* start ROWS *

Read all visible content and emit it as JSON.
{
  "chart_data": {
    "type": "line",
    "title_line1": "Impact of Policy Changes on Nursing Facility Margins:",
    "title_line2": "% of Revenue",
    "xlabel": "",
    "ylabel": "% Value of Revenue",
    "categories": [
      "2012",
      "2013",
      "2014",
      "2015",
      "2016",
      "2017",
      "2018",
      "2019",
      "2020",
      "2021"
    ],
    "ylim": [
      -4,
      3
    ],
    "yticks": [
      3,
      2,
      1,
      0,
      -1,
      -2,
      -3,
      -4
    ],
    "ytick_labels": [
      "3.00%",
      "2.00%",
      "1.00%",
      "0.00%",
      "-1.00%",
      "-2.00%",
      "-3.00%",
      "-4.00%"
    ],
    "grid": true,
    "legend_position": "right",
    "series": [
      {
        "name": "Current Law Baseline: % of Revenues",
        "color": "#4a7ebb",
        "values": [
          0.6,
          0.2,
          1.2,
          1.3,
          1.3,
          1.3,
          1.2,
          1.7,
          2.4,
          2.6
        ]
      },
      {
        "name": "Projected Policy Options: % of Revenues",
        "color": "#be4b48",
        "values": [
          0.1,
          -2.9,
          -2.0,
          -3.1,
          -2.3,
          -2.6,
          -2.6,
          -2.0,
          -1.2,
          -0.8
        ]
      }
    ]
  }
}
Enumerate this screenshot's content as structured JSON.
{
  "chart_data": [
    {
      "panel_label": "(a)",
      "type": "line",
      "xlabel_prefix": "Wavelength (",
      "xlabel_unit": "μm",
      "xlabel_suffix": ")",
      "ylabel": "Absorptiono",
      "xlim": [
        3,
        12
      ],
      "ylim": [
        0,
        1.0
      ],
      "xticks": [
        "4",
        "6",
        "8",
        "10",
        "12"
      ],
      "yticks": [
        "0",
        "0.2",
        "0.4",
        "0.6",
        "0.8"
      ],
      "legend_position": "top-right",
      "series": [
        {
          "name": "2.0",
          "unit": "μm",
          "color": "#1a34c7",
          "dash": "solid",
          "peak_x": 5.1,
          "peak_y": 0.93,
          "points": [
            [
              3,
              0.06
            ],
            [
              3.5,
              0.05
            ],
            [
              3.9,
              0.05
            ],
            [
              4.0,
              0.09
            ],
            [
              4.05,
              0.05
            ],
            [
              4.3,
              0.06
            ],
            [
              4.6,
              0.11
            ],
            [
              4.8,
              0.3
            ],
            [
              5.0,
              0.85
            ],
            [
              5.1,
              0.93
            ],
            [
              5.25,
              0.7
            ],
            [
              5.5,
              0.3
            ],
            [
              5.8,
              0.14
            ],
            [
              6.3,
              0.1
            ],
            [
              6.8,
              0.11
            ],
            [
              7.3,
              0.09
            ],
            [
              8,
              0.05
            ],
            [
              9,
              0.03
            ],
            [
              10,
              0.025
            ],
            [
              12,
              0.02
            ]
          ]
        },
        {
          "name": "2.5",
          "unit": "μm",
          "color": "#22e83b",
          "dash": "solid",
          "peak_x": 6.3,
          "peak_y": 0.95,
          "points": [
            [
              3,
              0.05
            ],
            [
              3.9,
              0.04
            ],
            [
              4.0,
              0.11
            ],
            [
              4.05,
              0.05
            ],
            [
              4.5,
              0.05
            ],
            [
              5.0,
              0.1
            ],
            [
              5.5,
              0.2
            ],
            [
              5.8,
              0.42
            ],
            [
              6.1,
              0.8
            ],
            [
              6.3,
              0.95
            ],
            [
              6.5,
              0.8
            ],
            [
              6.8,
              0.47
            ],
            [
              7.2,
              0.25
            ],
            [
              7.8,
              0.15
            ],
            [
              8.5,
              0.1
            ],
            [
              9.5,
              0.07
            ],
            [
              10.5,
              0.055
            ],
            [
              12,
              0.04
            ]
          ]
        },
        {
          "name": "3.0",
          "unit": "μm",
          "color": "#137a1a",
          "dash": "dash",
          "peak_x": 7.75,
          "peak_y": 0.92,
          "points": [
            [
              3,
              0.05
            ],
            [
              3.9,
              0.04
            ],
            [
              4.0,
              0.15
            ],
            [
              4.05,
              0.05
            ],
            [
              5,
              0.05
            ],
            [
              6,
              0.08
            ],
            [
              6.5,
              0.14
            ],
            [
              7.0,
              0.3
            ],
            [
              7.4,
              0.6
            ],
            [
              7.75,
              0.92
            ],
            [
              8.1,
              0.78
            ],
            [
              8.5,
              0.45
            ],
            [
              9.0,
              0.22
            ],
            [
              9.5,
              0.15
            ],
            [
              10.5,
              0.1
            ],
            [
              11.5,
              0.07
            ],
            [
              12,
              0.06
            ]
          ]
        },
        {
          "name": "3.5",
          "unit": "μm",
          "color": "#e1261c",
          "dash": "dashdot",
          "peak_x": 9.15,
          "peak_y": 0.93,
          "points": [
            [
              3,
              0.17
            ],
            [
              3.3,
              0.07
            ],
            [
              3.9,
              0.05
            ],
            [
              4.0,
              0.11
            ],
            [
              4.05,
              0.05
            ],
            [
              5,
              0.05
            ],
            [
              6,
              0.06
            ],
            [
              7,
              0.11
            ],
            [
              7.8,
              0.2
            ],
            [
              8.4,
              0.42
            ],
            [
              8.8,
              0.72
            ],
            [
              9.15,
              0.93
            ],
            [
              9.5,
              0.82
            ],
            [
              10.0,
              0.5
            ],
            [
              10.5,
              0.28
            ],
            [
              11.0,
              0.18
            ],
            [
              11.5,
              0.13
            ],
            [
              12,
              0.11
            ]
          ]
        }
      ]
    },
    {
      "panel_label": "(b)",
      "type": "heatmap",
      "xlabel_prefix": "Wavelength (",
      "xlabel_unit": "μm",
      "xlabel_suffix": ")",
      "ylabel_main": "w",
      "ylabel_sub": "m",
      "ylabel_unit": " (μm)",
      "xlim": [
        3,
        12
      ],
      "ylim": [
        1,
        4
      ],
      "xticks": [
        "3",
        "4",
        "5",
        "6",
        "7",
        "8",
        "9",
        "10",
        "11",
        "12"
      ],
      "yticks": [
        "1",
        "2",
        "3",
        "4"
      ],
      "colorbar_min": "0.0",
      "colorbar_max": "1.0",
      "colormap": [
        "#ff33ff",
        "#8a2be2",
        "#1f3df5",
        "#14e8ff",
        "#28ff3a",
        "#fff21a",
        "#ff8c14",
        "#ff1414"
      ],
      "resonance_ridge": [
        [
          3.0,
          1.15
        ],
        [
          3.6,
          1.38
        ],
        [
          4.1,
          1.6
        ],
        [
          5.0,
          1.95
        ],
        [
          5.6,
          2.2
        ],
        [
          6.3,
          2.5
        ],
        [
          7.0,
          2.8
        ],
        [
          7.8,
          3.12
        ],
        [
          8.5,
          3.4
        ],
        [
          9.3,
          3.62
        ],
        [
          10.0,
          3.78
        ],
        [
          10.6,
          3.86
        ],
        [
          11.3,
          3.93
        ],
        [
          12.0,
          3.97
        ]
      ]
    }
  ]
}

* end ROWS *

= WRITTEN PROBLEM =
Scan the listing above and copy all lines containing the word "Policy".

= TASK RESULT =
    "title_line1": "Impact of Policy Changes on Nursing Facility Margins:",
        "name": "Projected Policy Options: % of Revenues",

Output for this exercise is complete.